Listings of element regions:
++++
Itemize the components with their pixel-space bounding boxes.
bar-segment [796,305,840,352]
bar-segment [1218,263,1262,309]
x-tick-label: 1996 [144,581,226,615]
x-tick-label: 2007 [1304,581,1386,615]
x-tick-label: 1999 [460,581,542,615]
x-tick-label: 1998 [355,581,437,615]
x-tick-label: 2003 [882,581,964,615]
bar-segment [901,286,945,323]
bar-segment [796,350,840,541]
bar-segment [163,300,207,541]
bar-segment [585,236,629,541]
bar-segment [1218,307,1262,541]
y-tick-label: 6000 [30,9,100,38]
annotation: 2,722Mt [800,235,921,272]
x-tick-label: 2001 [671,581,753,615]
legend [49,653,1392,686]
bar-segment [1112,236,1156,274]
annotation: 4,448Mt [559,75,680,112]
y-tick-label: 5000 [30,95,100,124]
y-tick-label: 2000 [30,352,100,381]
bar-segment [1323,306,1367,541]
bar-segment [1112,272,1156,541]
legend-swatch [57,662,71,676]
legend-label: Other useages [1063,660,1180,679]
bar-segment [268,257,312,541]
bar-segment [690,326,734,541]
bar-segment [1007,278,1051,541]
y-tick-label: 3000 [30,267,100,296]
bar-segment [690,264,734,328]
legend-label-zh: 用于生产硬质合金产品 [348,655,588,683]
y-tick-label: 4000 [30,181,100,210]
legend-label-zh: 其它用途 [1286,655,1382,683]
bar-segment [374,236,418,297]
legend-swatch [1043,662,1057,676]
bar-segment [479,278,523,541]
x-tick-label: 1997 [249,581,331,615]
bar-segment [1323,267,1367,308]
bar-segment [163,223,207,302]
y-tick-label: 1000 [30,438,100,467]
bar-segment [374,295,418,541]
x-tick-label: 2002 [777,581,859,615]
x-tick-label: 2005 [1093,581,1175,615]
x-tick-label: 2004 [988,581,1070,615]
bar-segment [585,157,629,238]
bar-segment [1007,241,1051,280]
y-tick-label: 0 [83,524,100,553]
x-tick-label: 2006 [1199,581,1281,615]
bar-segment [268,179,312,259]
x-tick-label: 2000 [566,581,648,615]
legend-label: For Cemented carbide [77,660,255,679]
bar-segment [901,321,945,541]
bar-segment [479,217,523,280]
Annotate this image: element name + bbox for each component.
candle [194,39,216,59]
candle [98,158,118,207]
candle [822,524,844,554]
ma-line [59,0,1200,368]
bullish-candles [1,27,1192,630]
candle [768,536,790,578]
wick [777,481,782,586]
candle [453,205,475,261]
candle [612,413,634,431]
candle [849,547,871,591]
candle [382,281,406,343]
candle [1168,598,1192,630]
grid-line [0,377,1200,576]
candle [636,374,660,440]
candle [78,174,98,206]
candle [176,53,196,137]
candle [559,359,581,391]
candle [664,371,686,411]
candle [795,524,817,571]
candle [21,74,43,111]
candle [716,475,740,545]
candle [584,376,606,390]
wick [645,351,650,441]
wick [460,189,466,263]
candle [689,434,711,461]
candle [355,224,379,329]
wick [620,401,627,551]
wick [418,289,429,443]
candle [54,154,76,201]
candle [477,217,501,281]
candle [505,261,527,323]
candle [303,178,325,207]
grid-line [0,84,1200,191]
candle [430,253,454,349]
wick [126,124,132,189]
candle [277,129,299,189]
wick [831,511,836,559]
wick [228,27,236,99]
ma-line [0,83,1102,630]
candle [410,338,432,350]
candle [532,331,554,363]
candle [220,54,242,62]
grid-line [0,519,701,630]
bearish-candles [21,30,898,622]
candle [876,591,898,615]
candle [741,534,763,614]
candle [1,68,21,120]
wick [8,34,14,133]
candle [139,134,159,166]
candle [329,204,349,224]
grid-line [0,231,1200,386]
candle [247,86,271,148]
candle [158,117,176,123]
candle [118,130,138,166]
++++
WHAT IS REQUIRED:
Reproduce the entries above word for word, from the first line up to and including the line with "legend-swatch [1043,662,1057,676]".

ANSWER:
Itemize the components with their pixel-space bounding boxes.
bar-segment [796,305,840,352]
bar-segment [1218,263,1262,309]
x-tick-label: 1996 [144,581,226,615]
x-tick-label: 2007 [1304,581,1386,615]
x-tick-label: 1999 [460,581,542,615]
x-tick-label: 1998 [355,581,437,615]
x-tick-label: 2003 [882,581,964,615]
bar-segment [901,286,945,323]
bar-segment [796,350,840,541]
bar-segment [163,300,207,541]
bar-segment [585,236,629,541]
bar-segment [1218,307,1262,541]
y-tick-label: 6000 [30,9,100,38]
annotation: 2,722Mt [800,235,921,272]
x-tick-label: 2001 [671,581,753,615]
legend [49,653,1392,686]
bar-segment [1112,236,1156,274]
annotation: 4,448Mt [559,75,680,112]
y-tick-label: 5000 [30,95,100,124]
y-tick-label: 2000 [30,352,100,381]
bar-segment [1323,306,1367,541]
bar-segment [1112,272,1156,541]
legend-swatch [57,662,71,676]
legend-label: Other useages [1063,660,1180,679]
bar-segment [268,257,312,541]
bar-segment [690,326,734,541]
bar-segment [1007,278,1051,541]
y-tick-label: 3000 [30,267,100,296]
bar-segment [690,264,734,328]
legend-label-zh: 用于生产硬质合金产品 [348,655,588,683]
y-tick-label: 4000 [30,181,100,210]
legend-label-zh: 其它用途 [1286,655,1382,683]
bar-segment [374,236,418,297]
legend-swatch [1043,662,1057,676]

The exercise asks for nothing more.